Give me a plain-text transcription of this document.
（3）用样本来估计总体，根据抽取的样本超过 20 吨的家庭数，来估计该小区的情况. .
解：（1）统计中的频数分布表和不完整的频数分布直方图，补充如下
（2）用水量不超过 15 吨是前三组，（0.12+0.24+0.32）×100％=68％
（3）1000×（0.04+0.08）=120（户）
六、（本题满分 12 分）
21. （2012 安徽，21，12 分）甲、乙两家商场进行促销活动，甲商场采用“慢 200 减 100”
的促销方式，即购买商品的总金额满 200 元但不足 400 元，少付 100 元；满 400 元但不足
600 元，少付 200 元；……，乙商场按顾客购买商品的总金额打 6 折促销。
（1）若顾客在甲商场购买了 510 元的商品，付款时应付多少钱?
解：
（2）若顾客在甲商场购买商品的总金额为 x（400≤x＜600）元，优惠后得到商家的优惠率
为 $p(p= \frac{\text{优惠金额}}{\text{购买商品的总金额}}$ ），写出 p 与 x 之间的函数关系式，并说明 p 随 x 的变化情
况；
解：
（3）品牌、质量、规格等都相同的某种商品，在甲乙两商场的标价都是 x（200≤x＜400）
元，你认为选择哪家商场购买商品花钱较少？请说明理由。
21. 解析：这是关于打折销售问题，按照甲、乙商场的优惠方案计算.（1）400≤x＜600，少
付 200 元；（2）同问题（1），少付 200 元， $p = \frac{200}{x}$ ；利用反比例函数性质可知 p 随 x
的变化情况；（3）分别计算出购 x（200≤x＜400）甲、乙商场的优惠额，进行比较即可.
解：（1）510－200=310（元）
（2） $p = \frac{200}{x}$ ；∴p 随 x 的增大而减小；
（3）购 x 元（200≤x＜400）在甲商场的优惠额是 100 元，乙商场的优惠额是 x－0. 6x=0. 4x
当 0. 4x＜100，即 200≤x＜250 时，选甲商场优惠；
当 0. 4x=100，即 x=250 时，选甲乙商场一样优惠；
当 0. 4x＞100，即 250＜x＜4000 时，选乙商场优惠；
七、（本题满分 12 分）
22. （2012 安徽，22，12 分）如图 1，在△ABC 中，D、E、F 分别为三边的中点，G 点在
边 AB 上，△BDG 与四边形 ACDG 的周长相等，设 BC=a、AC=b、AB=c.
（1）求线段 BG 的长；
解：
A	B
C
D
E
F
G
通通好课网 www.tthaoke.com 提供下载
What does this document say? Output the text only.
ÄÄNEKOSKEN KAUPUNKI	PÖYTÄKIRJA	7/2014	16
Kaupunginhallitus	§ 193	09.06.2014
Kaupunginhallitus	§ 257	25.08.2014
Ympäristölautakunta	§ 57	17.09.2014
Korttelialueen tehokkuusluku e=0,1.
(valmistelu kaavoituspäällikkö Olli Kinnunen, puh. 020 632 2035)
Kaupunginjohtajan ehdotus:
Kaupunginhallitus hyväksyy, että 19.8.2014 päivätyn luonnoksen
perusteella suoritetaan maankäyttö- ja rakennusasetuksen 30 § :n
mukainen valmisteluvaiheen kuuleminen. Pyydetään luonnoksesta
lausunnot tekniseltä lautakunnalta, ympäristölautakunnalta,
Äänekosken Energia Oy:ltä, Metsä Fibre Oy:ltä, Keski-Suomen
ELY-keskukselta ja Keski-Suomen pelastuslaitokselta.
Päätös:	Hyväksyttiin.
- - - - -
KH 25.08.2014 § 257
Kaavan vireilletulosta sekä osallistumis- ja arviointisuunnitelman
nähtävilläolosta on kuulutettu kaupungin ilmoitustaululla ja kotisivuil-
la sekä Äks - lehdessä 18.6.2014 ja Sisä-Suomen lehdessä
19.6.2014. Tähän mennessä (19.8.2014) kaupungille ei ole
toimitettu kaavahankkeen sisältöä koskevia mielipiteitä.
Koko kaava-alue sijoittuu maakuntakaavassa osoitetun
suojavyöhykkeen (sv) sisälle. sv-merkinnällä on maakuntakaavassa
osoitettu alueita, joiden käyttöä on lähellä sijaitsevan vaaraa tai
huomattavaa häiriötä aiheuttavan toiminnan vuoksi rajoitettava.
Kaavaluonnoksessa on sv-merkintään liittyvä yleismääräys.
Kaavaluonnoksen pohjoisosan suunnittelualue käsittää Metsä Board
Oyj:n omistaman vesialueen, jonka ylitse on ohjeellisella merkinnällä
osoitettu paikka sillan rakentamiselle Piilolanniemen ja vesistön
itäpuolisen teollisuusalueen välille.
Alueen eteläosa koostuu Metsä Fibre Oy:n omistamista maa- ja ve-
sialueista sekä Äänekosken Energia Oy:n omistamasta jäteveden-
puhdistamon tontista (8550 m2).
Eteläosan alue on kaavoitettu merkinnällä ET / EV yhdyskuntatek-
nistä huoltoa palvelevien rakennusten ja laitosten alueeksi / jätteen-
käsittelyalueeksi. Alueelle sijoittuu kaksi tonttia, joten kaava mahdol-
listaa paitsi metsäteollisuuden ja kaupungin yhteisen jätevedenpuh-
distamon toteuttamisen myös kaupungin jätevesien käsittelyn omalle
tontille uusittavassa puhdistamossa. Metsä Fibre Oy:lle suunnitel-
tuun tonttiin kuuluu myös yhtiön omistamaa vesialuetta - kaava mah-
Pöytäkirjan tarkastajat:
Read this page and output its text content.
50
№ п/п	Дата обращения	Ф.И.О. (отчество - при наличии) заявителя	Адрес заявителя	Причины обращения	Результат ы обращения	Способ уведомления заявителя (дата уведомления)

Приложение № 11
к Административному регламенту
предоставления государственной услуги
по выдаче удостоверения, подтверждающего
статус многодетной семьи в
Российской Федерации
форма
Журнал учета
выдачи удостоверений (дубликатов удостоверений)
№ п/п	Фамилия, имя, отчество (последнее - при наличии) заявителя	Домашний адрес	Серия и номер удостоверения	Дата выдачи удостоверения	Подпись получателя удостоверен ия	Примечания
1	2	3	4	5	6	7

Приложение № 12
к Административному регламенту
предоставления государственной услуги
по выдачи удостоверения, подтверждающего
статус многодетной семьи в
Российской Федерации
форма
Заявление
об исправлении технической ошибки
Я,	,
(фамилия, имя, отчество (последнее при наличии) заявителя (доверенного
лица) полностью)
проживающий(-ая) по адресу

..........

Exercise: Your task is to repeat every line exactly.

Exercise answer:
Give me a plain-text transcription of this document.
（3）用样本来估计总体，根据抽取的样本超过 20 吨的家庭数，来估计该小区的情况. .
解：（1）统计中的频数分布表和不完整的频数分布直方图，补充如下
（2）用水量不超过 15 吨是前三组，（0.12+0.24+0.32）×100％=68％
（3）1000×（0.04+0.08）=120（户）
六、（本题满分 12 分）
21. （2012 安徽，21，12 分）甲、乙两家商场进行促销活动，甲商场采用“慢 200 减 100”
的促销方式，即购买商品的总金额满 200 元但不足 400 元，少付 100 元；满 400 元但不足
600 元，少付 200 元；……，乙商场按顾客购买商品的总金额打 6 折促销。
（1）若顾客在甲商场购买了 510 元的商品，付款时应付多少钱?
解：
（2）若顾客在甲商场购买商品的总金额为 x（400≤x＜600）元，优惠后得到商家的优惠率
为 $p(p= \frac{\text{优惠金额}}{\text{购买商品的总金额}}$ ），写出 p 与 x 之间的函数关系式，并说明 p 随 x 的变化情
况；
解：
（3）品牌、质量、规格等都相同的某种商品，在甲乙两商场的标价都是 x（200≤x＜400）
元，你认为选择哪家商场购买商品花钱较少？请说明理由。
21. 解析：这是关于打折销售问题，按照甲、乙商场的优惠方案计算.（1）400≤x＜600，少
付 200 元；（2）同问题（1），少付 200 元， $p = \frac{200}{x}$ ；利用反比例函数性质可知 p 随 x
的变化情况；（3）分别计算出购 x（200≤x＜400）甲、乙商场的优惠额，进行比较即可.
解：（1）510－200=310（元）
（2） $p = \frac{200}{x}$ ；∴p 随 x 的增大而减小；
（3）购 x 元（200≤x＜400）在甲商场的优惠额是 100 元，乙商场的优惠额是 x－0. 6x=0. 4x
当 0. 4x＜100，即 200≤x＜250 时，选甲商场优惠；
当 0. 4x=100，即 x=250 时，选甲乙商场一样优惠；
当 0. 4x＞100，即 250＜x＜4000 时，选乙商场优惠；
七、（本题满分 12 分）
22. （2012 安徽，22，12 分）如图 1，在△ABC 中，D、E、F 分别为三边的中点，G 点在
边 AB 上，△BDG 与四边形 ACDG 的周长相等，设 BC=a、AC=b、AB=c.
（1）求线段 BG 的长；
解：
A	B
C
D
E
F
G
通通好课网 www.tthaoke.com 提供下载
What does this document say? Output the text only.
ÄÄNEKOSKEN KAUPUNKI	PÖYTÄKIRJA	7/2014	16
Kaupunginhallitus	§ 193	09.06.2014
Kaupunginhallitus	§ 257	25.08.2014
Ympäristölautakunta	§ 57	17.09.2014
Korttelialueen tehokkuusluku e=0,1.
(valmistelu kaavoituspäällikkö Olli Kinnunen, puh. 020 632 2035)
Kaupunginjohtajan ehdotus:
Kaupunginhallitus hyväksyy, että 19.8.2014 päivätyn luonnoksen
perusteella suoritetaan maankäyttö- ja rakennusasetuksen 30 § :n
mukainen valmisteluvaiheen kuuleminen. Pyydetään luonnoksesta
lausunnot tekniseltä lautakunnalta, ympäristölautakunnalta,
Äänekosken Energia Oy:ltä, Metsä Fibre Oy:ltä, Keski-Suomen
ELY-keskukselta ja Keski-Suomen pelastuslaitokselta.
Päätös:	Hyväksyttiin.
- - - - -
KH 25.08.2014 § 257
Kaavan vireilletulosta sekä osallistumis- ja arviointisuunnitelman
nähtävilläolosta on kuulutettu kaupungin ilmoitustaululla ja kotisivuil-
la sekä Äks - lehdessä 18.6.2014 ja Sisä-Suomen lehdessä
19.6.2014. Tähän mennessä (19.8.2014) kaupungille ei ole
toimitettu kaavahankkeen sisältöä koskevia mielipiteitä.
Koko kaava-alue sijoittuu maakuntakaavassa osoitetun
suojavyöhykkeen (sv) sisälle. sv-merkinnällä on maakuntakaavassa
osoitettu alueita, joiden käyttöä on lähellä sijaitsevan vaaraa tai
huomattavaa häiriötä aiheuttavan toiminnan vuoksi rajoitettava.
Kaavaluonnoksessa on sv-merkintään liittyvä yleismääräys.
Kaavaluonnoksen pohjoisosan suunnittelualue käsittää Metsä Board
Oyj:n omistaman vesialueen, jonka ylitse on ohjeellisella merkinnällä
osoitettu paikka sillan rakentamiselle Piilolanniemen ja vesistön
itäpuolisen teollisuusalueen välille.
Alueen eteläosa koostuu Metsä Fibre Oy:n omistamista maa- ja ve-
sialueista sekä Äänekosken Energia Oy:n omistamasta jäteveden-
puhdistamon tontista (8550 m2).
Eteläosan alue on kaavoitettu merkinnällä ET / EV yhdyskuntatek-
nistä huoltoa palvelevien rakennusten ja laitosten alueeksi / jätteen-
käsittelyalueeksi. Alueelle sijoittuu kaksi tonttia, joten kaava mahdol-
listaa paitsi metsäteollisuuden ja kaupungin yhteisen jätevedenpuh-
distamon toteuttamisen myös kaupungin jätevesien käsittelyn omalle
tontille uusittavassa puhdistamossa. Metsä Fibre Oy:lle suunnitel-
tuun tonttiin kuuluu myös yhtiön omistamaa vesialuetta - kaava mah-
Pöytäkirjan tarkastajat:
Read this page and output its text content.
50
№ п/п	Дата обращения	Ф.И.О. (отчество - при наличии) заявителя	Адрес заявителя	Причины обращения	Результат ы обращения	Способ уведомления заявителя (дата уведомления)

Приложение № 11
к Административному регламенту
предоставления государственной услуги
по выдаче удостоверения, подтверждающего
статус многодетной семьи в
Российской Федерации
форма
Журнал учета
выдачи удостоверений (дубликатов удостоверений)
№ п/п	Фамилия, имя, отчество (последнее - при наличии) заявителя	Домашний адрес	Серия и номер удостоверения	Дата выдачи удостоверения	Подпись получателя удостоверен ия	Примечания
1	2	3	4	5	6	7

Приложение № 12
к Административному регламенту
предоставления государственной услуги
по выдачи удостоверения, подтверждающего
статус многодетной семьи в
Российской Федерации
форма
Заявление
об исправлении технической ошибки
Я,	,
(фамилия, имя, отчество (последнее при наличии) заявителя (доверенного
лица) полностью)
проживающий(-ая) по адресу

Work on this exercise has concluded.